**What needs to be done**.
Return the listing below in full, with every line exactly as it is.

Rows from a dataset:
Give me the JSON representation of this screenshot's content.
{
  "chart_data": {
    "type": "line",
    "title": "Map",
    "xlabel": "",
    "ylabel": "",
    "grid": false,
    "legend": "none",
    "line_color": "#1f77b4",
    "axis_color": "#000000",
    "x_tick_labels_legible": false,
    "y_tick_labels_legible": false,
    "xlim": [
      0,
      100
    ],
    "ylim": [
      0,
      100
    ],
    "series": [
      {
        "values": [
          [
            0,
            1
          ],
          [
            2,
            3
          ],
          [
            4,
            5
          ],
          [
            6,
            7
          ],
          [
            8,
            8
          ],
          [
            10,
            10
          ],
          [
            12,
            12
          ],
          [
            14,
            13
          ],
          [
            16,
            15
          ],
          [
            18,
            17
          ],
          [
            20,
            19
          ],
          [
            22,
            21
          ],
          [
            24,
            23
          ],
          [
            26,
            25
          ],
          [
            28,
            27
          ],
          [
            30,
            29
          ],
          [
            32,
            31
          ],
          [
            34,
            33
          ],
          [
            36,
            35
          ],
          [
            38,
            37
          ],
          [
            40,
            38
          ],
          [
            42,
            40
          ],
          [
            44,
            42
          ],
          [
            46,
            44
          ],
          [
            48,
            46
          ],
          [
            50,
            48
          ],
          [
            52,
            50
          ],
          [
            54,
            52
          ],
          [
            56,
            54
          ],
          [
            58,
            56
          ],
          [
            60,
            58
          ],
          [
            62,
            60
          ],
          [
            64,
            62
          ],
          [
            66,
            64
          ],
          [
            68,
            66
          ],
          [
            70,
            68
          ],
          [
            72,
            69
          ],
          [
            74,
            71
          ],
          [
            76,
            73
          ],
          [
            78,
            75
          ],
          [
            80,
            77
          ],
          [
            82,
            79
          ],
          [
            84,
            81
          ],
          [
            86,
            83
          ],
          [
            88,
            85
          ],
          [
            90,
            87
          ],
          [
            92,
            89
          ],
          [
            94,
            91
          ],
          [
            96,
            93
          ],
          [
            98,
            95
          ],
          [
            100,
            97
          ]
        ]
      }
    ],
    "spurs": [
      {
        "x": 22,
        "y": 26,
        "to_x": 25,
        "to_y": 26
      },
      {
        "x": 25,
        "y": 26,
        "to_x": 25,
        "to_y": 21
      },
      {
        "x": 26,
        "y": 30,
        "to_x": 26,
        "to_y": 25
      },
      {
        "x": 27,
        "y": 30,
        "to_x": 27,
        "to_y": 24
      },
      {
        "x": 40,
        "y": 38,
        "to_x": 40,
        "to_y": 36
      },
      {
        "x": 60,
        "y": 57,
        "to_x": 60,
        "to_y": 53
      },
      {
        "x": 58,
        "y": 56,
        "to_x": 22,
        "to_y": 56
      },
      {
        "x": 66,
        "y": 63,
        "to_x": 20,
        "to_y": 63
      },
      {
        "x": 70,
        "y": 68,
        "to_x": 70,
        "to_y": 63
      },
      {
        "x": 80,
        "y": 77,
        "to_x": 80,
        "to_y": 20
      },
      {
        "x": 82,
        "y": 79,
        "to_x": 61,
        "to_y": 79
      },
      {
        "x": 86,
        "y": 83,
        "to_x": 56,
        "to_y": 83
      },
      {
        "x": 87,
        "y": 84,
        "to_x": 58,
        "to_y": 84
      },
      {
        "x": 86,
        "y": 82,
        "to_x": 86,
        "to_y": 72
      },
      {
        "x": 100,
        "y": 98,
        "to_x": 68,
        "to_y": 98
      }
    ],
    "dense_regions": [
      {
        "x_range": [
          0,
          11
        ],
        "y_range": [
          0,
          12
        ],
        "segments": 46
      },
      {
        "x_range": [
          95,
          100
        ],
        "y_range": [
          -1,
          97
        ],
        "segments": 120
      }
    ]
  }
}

**Expected answer**.
Give me the JSON representation of this screenshot's content.
{
  "chart_data": {
    "type": "line",
    "title": "Map",
    "xlabel": "",
    "ylabel": "",
    "grid": false,
    "legend": "none",
    "line_color": "#1f77b4",
    "axis_color": "#000000",
    "x_tick_labels_legible": false,
    "y_tick_labels_legible": false,
    "xlim": [
      0,
      100
    ],
    "ylim": [
      0,
      100
    ],
    "series": [
      {
        "values": [
          [
            0,
            1
          ],
          [
            2,
            3
          ],
          [
            4,
            5
          ],
          [
            6,
            7
          ],
          [
            8,
            8
          ],
          [
            10,
            10
          ],
          [
            12,
            12
          ],
          [
            14,
            13
          ],
          [
            16,
            15
          ],
          [
            18,
            17
          ],
          [
            20,
            19
          ],
          [
            22,
            21
          ],
          [
            24,
            23
          ],
          [
            26,
            25
          ],
          [
            28,
            27
          ],
          [
            30,
            29
          ],
          [
            32,
            31
          ],
          [
            34,
            33
          ],
          [
            36,
            35
          ],
          [
            38,
            37
          ],
          [
            40,
            38
          ],
          [
            42,
            40
          ],
          [
            44,
            42
          ],
          [
            46,
            44
          ],
          [
            48,
            46
          ],
          [
            50,
            48
          ],
          [
            52,
            50
          ],
          [
            54,
            52
          ],
          [
            56,
            54
          ],
          [
            58,
            56
          ],
          [
            60,
            58
          ],
          [
            62,
            60
          ],
          [
            64,
            62
          ],
          [
            66,
            64
          ],
          [
            68,
            66
          ],
          [
            70,
            68
          ],
          [
            72,
            69
          ],
          [
            74,
            71
          ],
          [
            76,
            73
          ],
          [
            78,
            75
          ],
          [
            80,
            77
          ],
          [
            82,
            79
          ],
          [
            84,
            81
          ],
          [
            86,
            83
          ],
          [
            88,
            85
          ],
          [
            90,
            87
          ],
          [
            92,
            89
          ],
          [
            94,
            91
          ],
          [
            96,
            93
          ],
          [
            98,
            95
          ],
          [
            100,
            97
          ]
        ]
      }
    ],
    "spurs": [
      {
        "x": 22,
        "y": 26,
        "to_x": 25,
        "to_y": 26
      },
      {
        "x": 25,
        "y": 26,
        "to_x": 25,
        "to_y": 21
      },
      {
        "x": 26,
        "y": 30,
        "to_x": 26,
        "to_y": 25
      },
      {
        "x": 27,
        "y": 30,
        "to_x": 27,
        "to_y": 24
      },
      {
        "x": 40,
        "y": 38,
        "to_x": 40,
        "to_y": 36
      },
      {
        "x": 60,
        "y": 57,
        "to_x": 60,
        "to_y": 53
      },
      {
        "x": 58,
        "y": 56,
        "to_x": 22,
        "to_y": 56
      },
      {
        "x": 66,
        "y": 63,
        "to_x": 20,
        "to_y": 63
      },
      {
        "x": 70,
        "y": 68,
        "to_x": 70,
        "to_y": 63
      },
      {
        "x": 80,
        "y": 77,
        "to_x": 80,
        "to_y": 20
      },
      {
        "x": 82,
        "y": 79,
        "to_x": 61,
        "to_y": 79
      },
      {
        "x": 86,
        "y": 83,
        "to_x": 56,
        "to_y": 83
      },
      {
        "x": 87,
        "y": 84,
        "to_x": 58,
        "to_y": 84
      },
      {
        "x": 86,
        "y": 82,
        "to_x": 86,
        "to_y": 72
      },
      {
        "x": 100,
        "y": 98,
        "to_x": 68,
        "to_y": 98
      }
    ],
    "dense_regions": [
      {
        "x_range": [
          0,
          11
        ],
        "y_range": [
          0,
          12
        ],
        "segments": 46
      },
      {
        "x_range": [
          95,
          100
        ],
        "y_range": [
          -1,
          97
        ],
        "segments": 120
      }
    ]
  }
}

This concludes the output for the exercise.